### Task
Convert the lines below into a Markdown table with the columns No. and Line. Number each row and leave out any blank lines.
┌──
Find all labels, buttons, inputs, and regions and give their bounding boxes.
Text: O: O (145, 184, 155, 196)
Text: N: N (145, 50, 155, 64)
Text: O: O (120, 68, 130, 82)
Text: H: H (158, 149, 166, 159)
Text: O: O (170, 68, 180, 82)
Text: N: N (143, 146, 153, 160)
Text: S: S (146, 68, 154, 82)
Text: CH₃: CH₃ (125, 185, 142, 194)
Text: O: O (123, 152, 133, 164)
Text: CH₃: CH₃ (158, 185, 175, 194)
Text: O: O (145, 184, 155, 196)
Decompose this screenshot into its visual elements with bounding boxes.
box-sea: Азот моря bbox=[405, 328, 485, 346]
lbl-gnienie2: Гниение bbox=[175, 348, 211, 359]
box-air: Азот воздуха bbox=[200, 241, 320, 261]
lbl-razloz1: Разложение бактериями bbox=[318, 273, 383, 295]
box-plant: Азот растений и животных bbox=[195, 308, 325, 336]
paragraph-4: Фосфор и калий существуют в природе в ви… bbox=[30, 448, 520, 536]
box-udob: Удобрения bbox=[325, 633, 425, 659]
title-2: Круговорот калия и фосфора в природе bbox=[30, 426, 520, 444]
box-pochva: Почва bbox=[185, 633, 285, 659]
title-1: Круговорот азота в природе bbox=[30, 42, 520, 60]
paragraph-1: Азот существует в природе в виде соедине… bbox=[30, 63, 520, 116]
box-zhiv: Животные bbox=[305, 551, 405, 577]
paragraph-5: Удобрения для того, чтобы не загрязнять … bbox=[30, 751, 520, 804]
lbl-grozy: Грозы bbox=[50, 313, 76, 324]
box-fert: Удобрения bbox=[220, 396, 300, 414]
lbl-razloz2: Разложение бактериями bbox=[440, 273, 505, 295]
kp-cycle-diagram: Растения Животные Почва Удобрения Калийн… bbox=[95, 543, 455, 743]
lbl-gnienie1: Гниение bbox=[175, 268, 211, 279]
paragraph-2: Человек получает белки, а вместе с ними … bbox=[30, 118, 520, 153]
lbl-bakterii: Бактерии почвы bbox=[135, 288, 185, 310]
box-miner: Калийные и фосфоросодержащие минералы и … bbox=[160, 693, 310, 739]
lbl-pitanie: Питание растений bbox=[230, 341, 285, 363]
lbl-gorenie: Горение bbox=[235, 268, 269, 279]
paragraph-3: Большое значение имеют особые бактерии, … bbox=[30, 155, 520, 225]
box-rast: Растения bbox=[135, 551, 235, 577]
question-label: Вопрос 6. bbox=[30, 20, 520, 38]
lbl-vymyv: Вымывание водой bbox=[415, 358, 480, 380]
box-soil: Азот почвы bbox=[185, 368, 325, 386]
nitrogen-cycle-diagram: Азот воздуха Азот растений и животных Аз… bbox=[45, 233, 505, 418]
└──
### Solution
| No. | Line |
|---|---|
| 1 | Find all labels, buttons, inputs, and regions and give their bounding boxes. |
| 2 | Text: O: O (145, 184, 155, 196) |
| 3 | Text: N: N (145, 50, 155, 64) |
| 4 | Text: O: O (120, 68, 130, 82) |
| 5 | Text: H: H (158, 149, 166, 159) |
| 6 | Text: O: O (170, 68, 180, 82) |
| 7 | Text: N: N (143, 146, 153, 160) |
| 8 | Text: S: S (146, 68, 154, 82) |
| 9 | Text: CH₃: CH₃ (125, 185, 142, 194) |
| 10 | Text: O: O (123, 152, 133, 164) |
| 11 | Text: CH₃: CH₃ (158, 185, 175, 194) |
| 12 | Text: O: O (145, 184, 155, 196) |
| 13 | Decompose this screenshot into its visual elements with bounding boxes. |
| 14 | box-sea: Азот моря bbox=[405, 328, 485, 346] |
| 15 | lbl-gnienie2: Гниение bbox=[175, 348, 211, 359] |
| 16 | box-air: Азот воздуха bbox=[200, 241, 320, 261] |
| 17 | lbl-razloz1: Разложение бактериями bbox=[318, 273, 383, 295] |
| 18 | box-plant: Азот растений и животных bbox=[195, 308, 325, 336] |
| 19 | paragraph-4: Фосфор и калий существуют в природе в ви… bbox=[30, 448, 520, 536] |
| 20 | box-udob: Удобрения bbox=[325, 633, 425, 659] |
| 21 | title-2: Круговорот калия и фосфора в природе bbox=[30, 426, 520, 444] |
| 22 | box-pochva: Почва bbox=[185, 633, 285, 659] |
| 23 | title-1: Круговорот азота в природе bbox=[30, 42, 520, 60] |
| 24 | paragraph-1: Азот существует в природе в виде соедине… bbox=[30, 63, 520, 116] |
| 25 | box-zhiv: Животные bbox=[305, 551, 405, 577] |
| 26 | paragraph-5: Удобрения для того, чтобы не загрязнять … bbox=[30, 751, 520, 804] |
| 27 | lbl-grozy: Грозы bbox=[50, 313, 76, 324] |
| 28 | box-fert: Удобрения bbox=[220, 396, 300, 414] |
| 29 | lbl-razloz2: Разложение бактериями bbox=[440, 273, 505, 295] |
| 30 | kp-cycle-diagram: Растения Животные Почва Удобрения Калийн… bbox=[95, 543, 455, 743] |
| 31 | lbl-gnienie1: Гниение bbox=[175, 268, 211, 279] |
| 32 | paragraph-2: Человек получает белки, а вместе с ними … bbox=[30, 118, 520, 153] |
| 33 | lbl-bakterii: Бактерии почвы bbox=[135, 288, 185, 310] |
| 34 | box-miner: Калийные и фосфоросодержащие минералы и … bbox=[160, 693, 310, 739] |
| 35 | lbl-pitanie: Питание растений bbox=[230, 341, 285, 363] |
| 36 | lbl-gorenie: Горение bbox=[235, 268, 269, 279] |
| 37 | paragraph-3: Большое значение имеют особые бактерии, … bbox=[30, 155, 520, 225] |
| 38 | box-rast: Растения bbox=[135, 551, 235, 577] |
| 39 | question-label: Вопрос 6. bbox=[30, 20, 520, 38] |
| 40 | lbl-vymyv: Вымывание водой bbox=[415, 358, 480, 380] |
| 41 | box-soil: Азот почвы bbox=[185, 368, 325, 386] |
| 42 | nitrogen-cycle-diagram: Азот воздуха Азот растений и животных Аз… bbox=[45, 233, 505, 418] |